EXERCISE: Please decide whether each statement agrees with the interview below on value stocks and interest rates, answering yes or no and quoting the words of the interview that settle it. 1. The normalization of rates began only recently. 2. Management teams seem somewhat more positive about their outlooks. 3. Chuck Royce expects Capex to start ramping up as monetary policy normalizes.

Chuck Royce: Absolutely not. I think value will persist for many years, on and off with pauses. This was a pause. It’s a pause that I think will run its course primarily because the return to growth implies rates being much lower than they are, and I don’t think that’s going to happen at all. So, I think considering that we are returning to normal rates, value has a much, much longer way to go.
FG: What are your thoughts about the more normalized environment we’re coming into?
CR: For me, the normalization of rates is the key to why active managers are doing better, why value is doing better. The normalization process started quite a while ago. I do believe the normalization is very real, very important, and we can now start worrying about many other much more important things, earnings process, fiscal policy, et cetera.
FG: Well, let’s talk a little bit more about that, because I think one of the clear things we have heard since the election has been a tonal shift in management teams. The management teams that we meet with on a day-to-day basis and listen to conference calls seem to be a little bit more positive in general about their outlooks. What are your thoughts about that?
CR: I think there’s two parts to that. I think they are encouraged by their stock price, okay? I think time has somewhat cured their fear of another financial crisis. It’s been a long time. I think the election does sort of stir the juices here about a better tax reform policy. That’s certainly very, very profoundly important to small-caps. So I think it’s a combination of things.
We know that Capex has been sort of behind the 8 ball here. I do think that as monetary policy is normalizing, I do think that Capex will start ramping up.
FG: Valuation is not cheap within the small-cap market today. What do you think about small-cap valuations in general?

RECORDED INFORMATION:
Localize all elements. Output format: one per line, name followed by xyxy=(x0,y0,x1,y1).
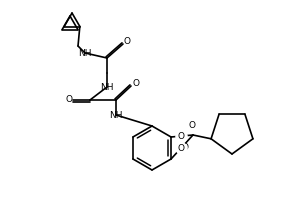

RIGHT ANSWER:
1. No: "The normalization process started quite a while ago."
2. Yes: "seem to be a little bit more positive in general about their outlooks"
3. Yes: "I do think that as monetary policy is normalizing, I do think that Capex will start ramping up."